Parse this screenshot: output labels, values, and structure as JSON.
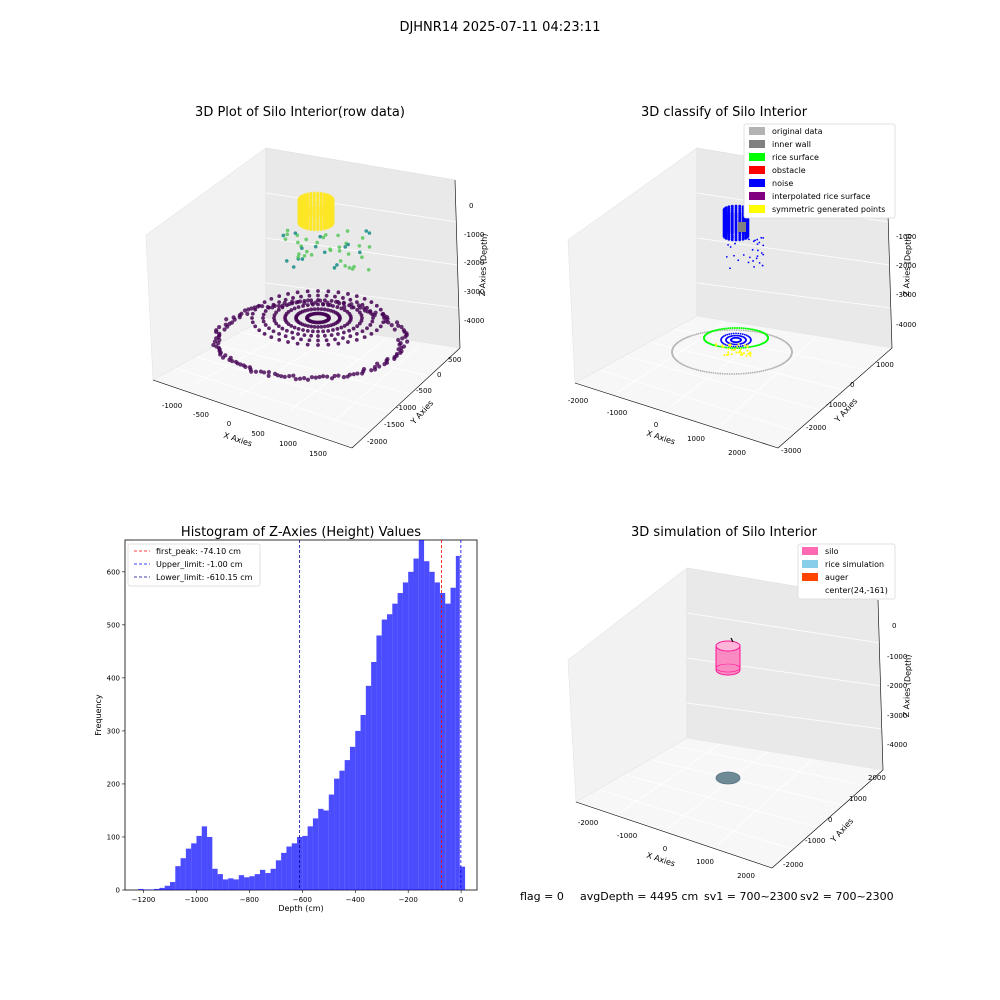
{
  "figure": {
    "suptitle": "DJHNR14 2025-07-11 04:23:11",
    "status": {
      "flag": "flag = 0",
      "avg_depth": "avgDepth = 4495 cm",
      "sv1": "sv1 = 700~2300",
      "sv2": "sv2 = 700~2300"
    }
  },
  "chart_data": [
    {
      "type": "scatter3d",
      "title": "3D Plot of Silo Interior(row data)",
      "xlabel": "X Axies",
      "ylabel": "Y Axies",
      "zlabel": "Z Axies (Depth)",
      "x_ticks": [
        "-1000",
        "-500",
        "0",
        "500",
        "1000",
        "1500"
      ],
      "y_ticks": [
        "500",
        "0",
        "-500",
        "-1000",
        "-1500",
        "-2000"
      ],
      "z_ticks": [
        "0",
        "-1000",
        "-2000",
        "-3000",
        "-4000"
      ],
      "xlim": [
        -1300,
        1800
      ],
      "ylim": [
        -2200,
        800
      ],
      "zlim": [
        -4600,
        300
      ],
      "colormap": "viridis",
      "colors": {
        "low": "#440154",
        "mid": "#21918c",
        "mid2": "#5ec962",
        "high": "#fde725"
      }
    },
    {
      "type": "scatter3d",
      "title": "3D classify of Silo Interior",
      "xlabel": "X Axies",
      "ylabel": "Y Axies",
      "zlabel": "Z Axies (Depth)",
      "x_ticks": [
        "-2000",
        "-1000",
        "0",
        "1000",
        "2000"
      ],
      "y_ticks": [
        "1000",
        "0",
        "-1000",
        "-2000",
        "-3000"
      ],
      "z_ticks": [
        "-1000",
        "-2000",
        "-3000",
        "-4000"
      ],
      "xlim": [
        -2400,
        2400
      ],
      "ylim": [
        -3200,
        1400
      ],
      "zlim": [
        -4600,
        300
      ],
      "legend_position": "top-right",
      "legend": [
        {
          "label": "original data",
          "color": "#b3b3b3"
        },
        {
          "label": "inner wall",
          "color": "#808080"
        },
        {
          "label": "rice surface",
          "color": "#00ff00"
        },
        {
          "label": "obstacle",
          "color": "#ff0000"
        },
        {
          "label": "noise",
          "color": "#0000ff"
        },
        {
          "label": "interpolated rice surface",
          "color": "#800080"
        },
        {
          "label": "symmetric generated points",
          "color": "#ffff00"
        }
      ]
    },
    {
      "type": "bar",
      "title": "Histogram of Z-Axies (Height) Values",
      "xlabel": "Depth (cm)",
      "ylabel": "Frequency",
      "xlim": [
        -1270,
        60
      ],
      "ylim": [
        0,
        660
      ],
      "x_ticks": [
        -1200,
        -1000,
        -800,
        -600,
        -400,
        -200,
        0
      ],
      "y_ticks": [
        0,
        100,
        200,
        300,
        400,
        500,
        600
      ],
      "bar_color": "#0000ff",
      "bin_width": 20,
      "bin_left_edges": [
        -1220,
        -1200,
        -1180,
        -1160,
        -1140,
        -1120,
        -1100,
        -1080,
        -1060,
        -1040,
        -1020,
        -1000,
        -980,
        -960,
        -940,
        -920,
        -900,
        -880,
        -860,
        -840,
        -820,
        -800,
        -780,
        -760,
        -740,
        -720,
        -700,
        -680,
        -660,
        -640,
        -620,
        -600,
        -580,
        -560,
        -540,
        -520,
        -500,
        -480,
        -460,
        -440,
        -420,
        -400,
        -380,
        -360,
        -340,
        -320,
        -300,
        -280,
        -260,
        -240,
        -220,
        -200,
        -180,
        -160,
        -140,
        -120,
        -100,
        -80,
        -60,
        -40,
        -20,
        -5
      ],
      "values": [
        2,
        1,
        1,
        2,
        4,
        8,
        15,
        45,
        60,
        78,
        88,
        102,
        120,
        100,
        40,
        30,
        20,
        22,
        20,
        28,
        24,
        26,
        30,
        38,
        32,
        40,
        56,
        70,
        82,
        88,
        100,
        102,
        120,
        135,
        153,
        150,
        180,
        210,
        225,
        245,
        270,
        300,
        330,
        385,
        430,
        480,
        510,
        520,
        540,
        560,
        580,
        600,
        625,
        660,
        620,
        600,
        580,
        560,
        540,
        570,
        630,
        44
      ],
      "lines": [
        {
          "label": "first_peak: -74.10 cm",
          "x": -74.1,
          "color": "#ff0000"
        },
        {
          "label": "Upper_limit: -1.00 cm",
          "x": -1.0,
          "color": "#0000ff"
        },
        {
          "label": "Lower_limit: -610.15 cm",
          "x": -610.15,
          "color": "#00008b"
        }
      ],
      "legend_position": "top-left"
    },
    {
      "type": "scatter3d",
      "title": "3D simulation of Silo Interior",
      "xlabel": "X Axies",
      "ylabel": "Y Axies",
      "zlabel": "Z Axies (Depth)",
      "x_ticks": [
        "-2000",
        "-1000",
        "0",
        "1000",
        "2000"
      ],
      "y_ticks": [
        "2000",
        "1000",
        "0",
        "-1000",
        "-2000"
      ],
      "z_ticks": [
        "0",
        "-1000",
        "-2000",
        "-3000",
        "-4000"
      ],
      "xlim": [
        -2400,
        2400
      ],
      "ylim": [
        -2400,
        2400
      ],
      "zlim": [
        -4600,
        300
      ],
      "legend_position": "top-right",
      "legend": [
        {
          "label": "silo",
          "color": "#ff69b4"
        },
        {
          "label": "rice simulation",
          "color": "#87ceeb"
        },
        {
          "label": "auger",
          "color": "#ff4500"
        },
        {
          "label": "center(24,-161)",
          "color": ""
        }
      ]
    }
  ]
}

::::::

Print the listing above in full, exactly as written. Omit any pictures.

Parse this screenshot: output labels, values, and structure as JSON.
{
  "figure": {
    "suptitle": "DJHNR14 2025-07-11 04:23:11",
    "status": {
      "flag": "flag = 0",
      "avg_depth": "avgDepth = 4495 cm",
      "sv1": "sv1 = 700~2300",
      "sv2": "sv2 = 700~2300"
    }
  },
  "chart_data": [
    {
      "type": "scatter3d",
      "title": "3D Plot of Silo Interior(row data)",
      "xlabel": "X Axies",
      "ylabel": "Y Axies",
      "zlabel": "Z Axies (Depth)",
      "x_ticks": [
        "-1000",
        "-500",
        "0",
        "500",
        "1000",
        "1500"
      ],
      "y_ticks": [
        "500",
        "0",
        "-500",
        "-1000",
        "-1500",
        "-2000"
      ],
      "z_ticks": [
        "0",
        "-1000",
        "-2000",
        "-3000",
        "-4000"
      ],
      "xlim": [
        -1300,
        1800
      ],
      "ylim": [
        -2200,
        800
      ],
      "zlim": [
        -4600,
        300
      ],
      "colormap": "viridis",
      "colors": {
        "low": "#440154",
        "mid": "#21918c",
        "mid2": "#5ec962",
        "high": "#fde725"
      }
    },
    {
      "type": "scatter3d",
      "title": "3D classify of Silo Interior",
      "xlabel": "X Axies",
      "ylabel": "Y Axies",
      "zlabel": "Z Axies (Depth)",
      "x_ticks": [
        "-2000",
        "-1000",
        "0",
        "1000",
        "2000"
      ],
      "y_ticks": [
        "1000",
        "0",
        "-1000",
        "-2000",
        "-3000"
      ],
      "z_ticks": [
        "-1000",
        "-2000",
        "-3000",
        "-4000"
      ],
      "xlim": [
        -2400,
        2400
      ],
      "ylim": [
        -3200,
        1400
      ],
      "zlim": [
        -4600,
        300
      ],
      "legend_position": "top-right",
      "legend": [
        {
          "label": "original data",
          "color": "#b3b3b3"
        },
        {
          "label": "inner wall",
          "color": "#808080"
        },
        {
          "label": "rice surface",
          "color": "#00ff00"
        },
        {
          "label": "obstacle",
          "color": "#ff0000"
        },
        {
          "label": "noise",
          "color": "#0000ff"
        },
        {
          "label": "interpolated rice surface",
          "color": "#800080"
        },
        {
          "label": "symmetric generated points",
          "color": "#ffff00"
        }
      ]
    },
    {
      "type": "bar",
      "title": "Histogram of Z-Axies (Height) Values",
      "xlabel": "Depth (cm)",
      "ylabel": "Frequency",
      "xlim": [
        -1270,
        60
      ],
      "ylim": [
        0,
        660
      ],
      "x_ticks": [
        -1200,
        -1000,
        -800,
        -600,
        -400,
        -200,
        0
      ],
      "y_ticks": [
        0,
        100,
        200,
        300,
        400,
        500,
        600
      ],
      "bar_color": "#0000ff",
      "bin_width": 20,
      "bin_left_edges": [
        -1220,
        -1200,
        -1180,
        -1160,
        -1140,
        -1120,
        -1100,
        -1080,
        -1060,
        -1040,
        -1020,
        -1000,
        -980,
        -960,
        -940,
        -920,
        -900,
        -880,
        -860,
        -840,
        -820,
        -800,
        -780,
        -760,
        -740,
        -720,
        -700,
        -680,
        -660,
        -640,
        -620,
        -600,
        -580,
        -560,
        -540,
        -520,
        -500,
        -480,
        -460,
        -440,
        -420,
        -400,
        -380,
        -360,
        -340,
        -320,
        -300,
        -280,
        -260,
        -240,
        -220,
        -200,
        -180,
        -160,
        -140,
        -120,
        -100,
        -80,
        -60,
        -40,
        -20,
        -5
      ],
      "values": [
        2,
        1,
        1,
        2,
        4,
        8,
        15,
        45,
        60,
        78,
        88,
        102,
        120,
        100,
        40,
        30,
        20,
        22,
        20,
        28,
        24,
        26,
        30,
        38,
        32,
        40,
        56,
        70,
        82,
        88,
        100,
        102,
        120,
        135,
        153,
        150,
        180,
        210,
        225,
        245,
        270,
        300,
        330,
        385,
        430,
        480,
        510,
        520,
        540,
        560,
        580,
        600,
        625,
        660,
        620,
        600,
        580,
        560,
        540,
        570,
        630,
        44
      ],
      "lines": [
        {
          "label": "first_peak: -74.10 cm",
          "x": -74.1,
          "color": "#ff0000"
        },
        {
          "label": "Upper_limit: -1.00 cm",
          "x": -1.0,
          "color": "#0000ff"
        },
        {
          "label": "Lower_limit: -610.15 cm",
          "x": -610.15,
          "color": "#00008b"
        }
      ],
      "legend_position": "top-left"
    },
    {
      "type": "scatter3d",
      "title": "3D simulation of Silo Interior",
      "xlabel": "X Axies",
      "ylabel": "Y Axies",
      "zlabel": "Z Axies (Depth)",
      "x_ticks": [
        "-2000",
        "-1000",
        "0",
        "1000",
        "2000"
      ],
      "y_ticks": [
        "2000",
        "1000",
        "0",
        "-1000",
        "-2000"
      ],
      "z_ticks": [
        "0",
        "-1000",
        "-2000",
        "-3000",
        "-4000"
      ],
      "xlim": [
        -2400,
        2400
      ],
      "ylim": [
        -2400,
        2400
      ],
      "zlim": [
        -4600,
        300
      ],
      "legend_position": "top-right",
      "legend": [
        {
          "label": "silo",
          "color": "#ff69b4"
        },
        {
          "label": "rice simulation",
          "color": "#87ceeb"
        },
        {
          "label": "auger",
          "color": "#ff4500"
        },
        {
          "label": "center(24,-161)",
          "color": ""
        }
      ]
    }
  ]
}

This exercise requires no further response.